Input material:
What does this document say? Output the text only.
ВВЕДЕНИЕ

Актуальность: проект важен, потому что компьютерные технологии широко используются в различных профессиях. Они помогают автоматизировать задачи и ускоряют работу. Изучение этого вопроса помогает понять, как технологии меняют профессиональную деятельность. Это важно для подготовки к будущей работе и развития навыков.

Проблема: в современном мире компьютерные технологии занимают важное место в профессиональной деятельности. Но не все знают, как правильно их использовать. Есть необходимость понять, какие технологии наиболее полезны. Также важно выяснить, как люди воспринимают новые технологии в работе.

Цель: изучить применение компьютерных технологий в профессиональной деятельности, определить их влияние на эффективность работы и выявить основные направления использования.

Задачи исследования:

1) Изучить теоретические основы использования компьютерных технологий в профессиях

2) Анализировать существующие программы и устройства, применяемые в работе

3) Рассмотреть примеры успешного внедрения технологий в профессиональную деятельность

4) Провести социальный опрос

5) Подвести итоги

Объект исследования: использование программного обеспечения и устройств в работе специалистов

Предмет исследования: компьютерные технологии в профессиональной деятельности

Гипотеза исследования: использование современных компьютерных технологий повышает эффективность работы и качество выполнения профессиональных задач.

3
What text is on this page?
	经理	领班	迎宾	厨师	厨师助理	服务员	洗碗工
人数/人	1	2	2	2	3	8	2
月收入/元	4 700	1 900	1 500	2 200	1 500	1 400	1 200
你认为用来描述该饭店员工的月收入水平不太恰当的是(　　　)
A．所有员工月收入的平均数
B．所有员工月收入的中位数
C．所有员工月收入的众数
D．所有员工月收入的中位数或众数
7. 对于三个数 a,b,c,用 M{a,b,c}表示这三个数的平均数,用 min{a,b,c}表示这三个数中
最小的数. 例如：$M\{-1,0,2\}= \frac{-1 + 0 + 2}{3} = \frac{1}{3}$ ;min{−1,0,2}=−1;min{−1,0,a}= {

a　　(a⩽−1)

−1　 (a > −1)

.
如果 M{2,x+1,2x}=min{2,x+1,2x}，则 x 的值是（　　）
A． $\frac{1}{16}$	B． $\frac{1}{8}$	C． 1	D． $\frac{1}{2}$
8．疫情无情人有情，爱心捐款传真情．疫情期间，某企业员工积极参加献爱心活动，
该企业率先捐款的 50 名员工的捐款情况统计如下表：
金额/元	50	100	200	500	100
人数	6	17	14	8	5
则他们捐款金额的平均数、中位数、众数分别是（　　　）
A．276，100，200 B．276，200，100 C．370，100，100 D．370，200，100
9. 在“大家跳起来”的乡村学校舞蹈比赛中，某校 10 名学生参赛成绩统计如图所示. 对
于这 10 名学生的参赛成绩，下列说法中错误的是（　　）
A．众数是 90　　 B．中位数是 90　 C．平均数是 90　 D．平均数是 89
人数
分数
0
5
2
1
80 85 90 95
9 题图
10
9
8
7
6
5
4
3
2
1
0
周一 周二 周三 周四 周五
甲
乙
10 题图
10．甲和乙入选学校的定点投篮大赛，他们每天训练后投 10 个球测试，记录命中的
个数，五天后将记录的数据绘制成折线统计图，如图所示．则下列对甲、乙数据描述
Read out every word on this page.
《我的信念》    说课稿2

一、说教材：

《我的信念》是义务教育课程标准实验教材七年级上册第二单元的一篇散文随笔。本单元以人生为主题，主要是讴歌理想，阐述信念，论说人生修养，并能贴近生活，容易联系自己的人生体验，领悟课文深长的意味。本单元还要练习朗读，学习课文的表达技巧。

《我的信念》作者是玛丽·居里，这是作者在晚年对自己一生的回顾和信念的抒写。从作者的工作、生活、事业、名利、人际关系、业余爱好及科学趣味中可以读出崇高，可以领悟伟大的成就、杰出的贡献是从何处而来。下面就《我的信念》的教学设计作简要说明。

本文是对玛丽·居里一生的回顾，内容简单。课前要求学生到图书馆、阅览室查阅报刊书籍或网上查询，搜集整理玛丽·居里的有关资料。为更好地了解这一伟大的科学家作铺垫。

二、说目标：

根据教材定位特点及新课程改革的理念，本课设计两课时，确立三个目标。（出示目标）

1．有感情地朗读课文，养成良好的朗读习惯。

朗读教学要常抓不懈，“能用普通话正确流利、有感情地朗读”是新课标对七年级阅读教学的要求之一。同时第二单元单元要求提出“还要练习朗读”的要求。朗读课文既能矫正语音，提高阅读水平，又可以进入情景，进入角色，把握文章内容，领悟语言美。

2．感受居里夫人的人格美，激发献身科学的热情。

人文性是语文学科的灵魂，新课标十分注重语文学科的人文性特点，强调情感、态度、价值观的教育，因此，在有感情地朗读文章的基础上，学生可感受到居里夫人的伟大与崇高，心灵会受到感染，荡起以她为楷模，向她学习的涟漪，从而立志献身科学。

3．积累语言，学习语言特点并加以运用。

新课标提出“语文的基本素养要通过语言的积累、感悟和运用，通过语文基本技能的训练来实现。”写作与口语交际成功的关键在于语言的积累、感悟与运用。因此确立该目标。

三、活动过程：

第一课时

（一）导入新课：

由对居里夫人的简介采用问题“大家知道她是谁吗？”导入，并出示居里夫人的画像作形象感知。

Task to carry out: Reproduce the data, keeping every line exactly the same.

Exercise answer:
What does this document say? Output the text only.
ВВЕДЕНИЕ

Актуальность: проект важен, потому что компьютерные технологии широко используются в различных профессиях. Они помогают автоматизировать задачи и ускоряют работу. Изучение этого вопроса помогает понять, как технологии меняют профессиональную деятельность. Это важно для подготовки к будущей работе и развития навыков.

Проблема: в современном мире компьютерные технологии занимают важное место в профессиональной деятельности. Но не все знают, как правильно их использовать. Есть необходимость понять, какие технологии наиболее полезны. Также важно выяснить, как люди воспринимают новые технологии в работе.

Цель: изучить применение компьютерных технологий в профессиональной деятельности, определить их влияние на эффективность работы и выявить основные направления использования.

Задачи исследования:

1) Изучить теоретические основы использования компьютерных технологий в профессиях

2) Анализировать существующие программы и устройства, применяемые в работе

3) Рассмотреть примеры успешного внедрения технологий в профессиональную деятельность

4) Провести социальный опрос

5) Подвести итоги

Объект исследования: использование программного обеспечения и устройств в работе специалистов

Предмет исследования: компьютерные технологии в профессиональной деятельности

Гипотеза исследования: использование современных компьютерных технологий повышает эффективность работы и качество выполнения профессиональных задач.

3
What text is on this page?
	经理	领班	迎宾	厨师	厨师助理	服务员	洗碗工
人数/人	1	2	2	2	3	8	2
月收入/元	4 700	1 900	1 500	2 200	1 500	1 400	1 200
你认为用来描述该饭店员工的月收入水平不太恰当的是(　　　)
A．所有员工月收入的平均数
B．所有员工月收入的中位数
C．所有员工月收入的众数
D．所有员工月收入的中位数或众数
7. 对于三个数 a,b,c,用 M{a,b,c}表示这三个数的平均数,用 min{a,b,c}表示这三个数中
最小的数. 例如：$M\{-1,0,2\}= \frac{-1 + 0 + 2}{3} = \frac{1}{3}$ ;min{−1,0,2}=−1;min{−1,0,a}= {

a　　(a⩽−1)

−1　 (a > −1)

.
如果 M{2,x+1,2x}=min{2,x+1,2x}，则 x 的值是（　　）
A． $\frac{1}{16}$	B． $\frac{1}{8}$	C． 1	D． $\frac{1}{2}$
8．疫情无情人有情，爱心捐款传真情．疫情期间，某企业员工积极参加献爱心活动，
该企业率先捐款的 50 名员工的捐款情况统计如下表：
金额/元	50	100	200	500	100
人数	6	17	14	8	5
则他们捐款金额的平均数、中位数、众数分别是（　　　）
A．276，100，200 B．276，200，100 C．370，100，100 D．370，200，100
9. 在“大家跳起来”的乡村学校舞蹈比赛中，某校 10 名学生参赛成绩统计如图所示. 对
于这 10 名学生的参赛成绩，下列说法中错误的是（　　）
A．众数是 90　　 B．中位数是 90　 C．平均数是 90　 D．平均数是 89
人数
分数
0
5
2
1
80 85 90 95
9 题图
10
9
8
7
6
5
4
3
2
1
0
周一 周二 周三 周四 周五
甲
乙
10 题图
10．甲和乙入选学校的定点投篮大赛，他们每天训练后投 10 个球测试，记录命中的
个数，五天后将记录的数据绘制成折线统计图，如图所示．则下列对甲、乙数据描述
Read out every word on this page.
《我的信念》    说课稿2

一、说教材：

《我的信念》是义务教育课程标准实验教材七年级上册第二单元的一篇散文随笔。本单元以人生为主题，主要是讴歌理想，阐述信念，论说人生修养，并能贴近生活，容易联系自己的人生体验，领悟课文深长的意味。本单元还要练习朗读，学习课文的表达技巧。

《我的信念》作者是玛丽·居里，这是作者在晚年对自己一生的回顾和信念的抒写。从作者的工作、生活、事业、名利、人际关系、业余爱好及科学趣味中可以读出崇高，可以领悟伟大的成就、杰出的贡献是从何处而来。下面就《我的信念》的教学设计作简要说明。

本文是对玛丽·居里一生的回顾，内容简单。课前要求学生到图书馆、阅览室查阅报刊书籍或网上查询，搜集整理玛丽·居里的有关资料。为更好地了解这一伟大的科学家作铺垫。

二、说目标：

根据教材定位特点及新课程改革的理念，本课设计两课时，确立三个目标。（出示目标）

1．有感情地朗读课文，养成良好的朗读习惯。

朗读教学要常抓不懈，“能用普通话正确流利、有感情地朗读”是新课标对七年级阅读教学的要求之一。同时第二单元单元要求提出“还要练习朗读”的要求。朗读课文既能矫正语音，提高阅读水平，又可以进入情景，进入角色，把握文章内容，领悟语言美。

2．感受居里夫人的人格美，激发献身科学的热情。

人文性是语文学科的灵魂，新课标十分注重语文学科的人文性特点，强调情感、态度、价值观的教育，因此，在有感情地朗读文章的基础上，学生可感受到居里夫人的伟大与崇高，心灵会受到感染，荡起以她为楷模，向她学习的涟漪，从而立志献身科学。

3．积累语言，学习语言特点并加以运用。

新课标提出“语文的基本素养要通过语言的积累、感悟和运用，通过语文基本技能的训练来实现。”写作与口语交际成功的关键在于语言的积累、感悟与运用。因此确立该目标。

三、活动过程：

第一课时

（一）导入新课：

由对居里夫人的简介采用问题“大家知道她是谁吗？”导入，并出示居里夫人的画像作形象感知。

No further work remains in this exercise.